■ Short problem
Word for word, repeat the entries, minus the pictures.

[Records from a collection of figures]

********

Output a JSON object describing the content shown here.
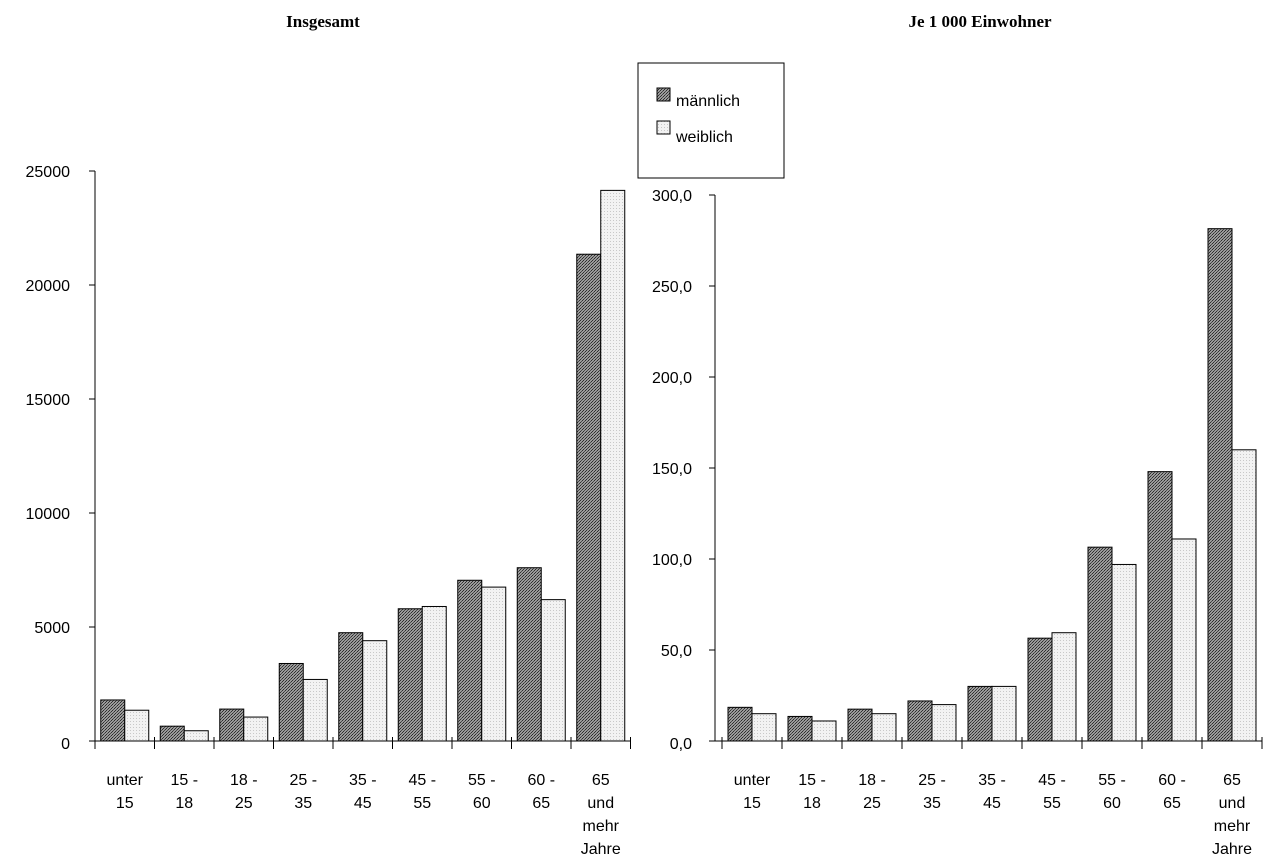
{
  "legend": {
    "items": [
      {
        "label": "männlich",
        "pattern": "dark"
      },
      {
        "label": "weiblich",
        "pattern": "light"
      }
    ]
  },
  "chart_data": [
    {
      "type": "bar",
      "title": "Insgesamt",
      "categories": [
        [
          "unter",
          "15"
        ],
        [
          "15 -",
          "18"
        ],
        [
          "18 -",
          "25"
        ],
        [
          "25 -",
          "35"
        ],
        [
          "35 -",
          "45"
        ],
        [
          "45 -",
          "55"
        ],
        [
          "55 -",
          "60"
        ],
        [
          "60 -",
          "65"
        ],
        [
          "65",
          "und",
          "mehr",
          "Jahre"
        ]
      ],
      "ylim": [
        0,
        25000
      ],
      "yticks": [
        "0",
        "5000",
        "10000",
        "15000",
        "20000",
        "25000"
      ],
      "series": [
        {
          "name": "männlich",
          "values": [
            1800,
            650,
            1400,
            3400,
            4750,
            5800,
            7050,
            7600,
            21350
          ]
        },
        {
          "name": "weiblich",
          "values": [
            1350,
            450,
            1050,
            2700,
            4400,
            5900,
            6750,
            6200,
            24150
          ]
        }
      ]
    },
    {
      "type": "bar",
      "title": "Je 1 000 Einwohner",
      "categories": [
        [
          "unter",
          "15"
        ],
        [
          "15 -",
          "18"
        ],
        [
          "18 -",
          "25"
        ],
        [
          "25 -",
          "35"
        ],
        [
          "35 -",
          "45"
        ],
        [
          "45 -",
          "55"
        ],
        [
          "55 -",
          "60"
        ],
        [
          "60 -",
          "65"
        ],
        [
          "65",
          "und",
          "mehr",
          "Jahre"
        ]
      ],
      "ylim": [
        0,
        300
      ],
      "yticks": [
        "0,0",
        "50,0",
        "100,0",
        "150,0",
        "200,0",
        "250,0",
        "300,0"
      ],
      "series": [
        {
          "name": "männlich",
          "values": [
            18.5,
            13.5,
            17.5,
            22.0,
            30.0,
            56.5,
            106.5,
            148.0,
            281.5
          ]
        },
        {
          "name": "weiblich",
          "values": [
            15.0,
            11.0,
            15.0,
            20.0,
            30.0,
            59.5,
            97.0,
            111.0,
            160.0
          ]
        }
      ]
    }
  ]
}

********

■ Correct answer
Output a JSON object describing the content shown here.
{
  "legend": {
    "items": [
      {
        "label": "männlich",
        "pattern": "dark"
      },
      {
        "label": "weiblich",
        "pattern": "light"
      }
    ]
  },
  "chart_data": [
    {
      "type": "bar",
      "title": "Insgesamt",
      "categories": [
        [
          "unter",
          "15"
        ],
        [
          "15 -",
          "18"
        ],
        [
          "18 -",
          "25"
        ],
        [
          "25 -",
          "35"
        ],
        [
          "35 -",
          "45"
        ],
        [
          "45 -",
          "55"
        ],
        [
          "55 -",
          "60"
        ],
        [
          "60 -",
          "65"
        ],
        [
          "65",
          "und",
          "mehr",
          "Jahre"
        ]
      ],
      "ylim": [
        0,
        25000
      ],
      "yticks": [
        "0",
        "5000",
        "10000",
        "15000",
        "20000",
        "25000"
      ],
      "series": [
        {
          "name": "männlich",
          "values": [
            1800,
            650,
            1400,
            3400,
            4750,
            5800,
            7050,
            7600,
            21350
          ]
        },
        {
          "name": "weiblich",
          "values": [
            1350,
            450,
            1050,
            2700,
            4400,
            5900,
            6750,
            6200,
            24150
          ]
        }
      ]
    },
    {
      "type": "bar",
      "title": "Je 1 000 Einwohner",
      "categories": [
        [
          "unter",
          "15"
        ],
        [
          "15 -",
          "18"
        ],
        [
          "18 -",
          "25"
        ],
        [
          "25 -",
          "35"
        ],
        [
          "35 -",
          "45"
        ],
        [
          "45 -",
          "55"
        ],
        [
          "55 -",
          "60"
        ],
        [
          "60 -",
          "65"
        ],
        [
          "65",
          "und",
          "mehr",
          "Jahre"
        ]
      ],
      "ylim": [
        0,
        300
      ],
      "yticks": [
        "0,0",
        "50,0",
        "100,0",
        "150,0",
        "200,0",
        "250,0",
        "300,0"
      ],
      "series": [
        {
          "name": "männlich",
          "values": [
            18.5,
            13.5,
            17.5,
            22.0,
            30.0,
            56.5,
            106.5,
            148.0,
            281.5
          ]
        },
        {
          "name": "weiblich",
          "values": [
            15.0,
            11.0,
            15.0,
            20.0,
            30.0,
            59.5,
            97.0,
            111.0,
            160.0
          ]
        }
      ]
    }
  ]
}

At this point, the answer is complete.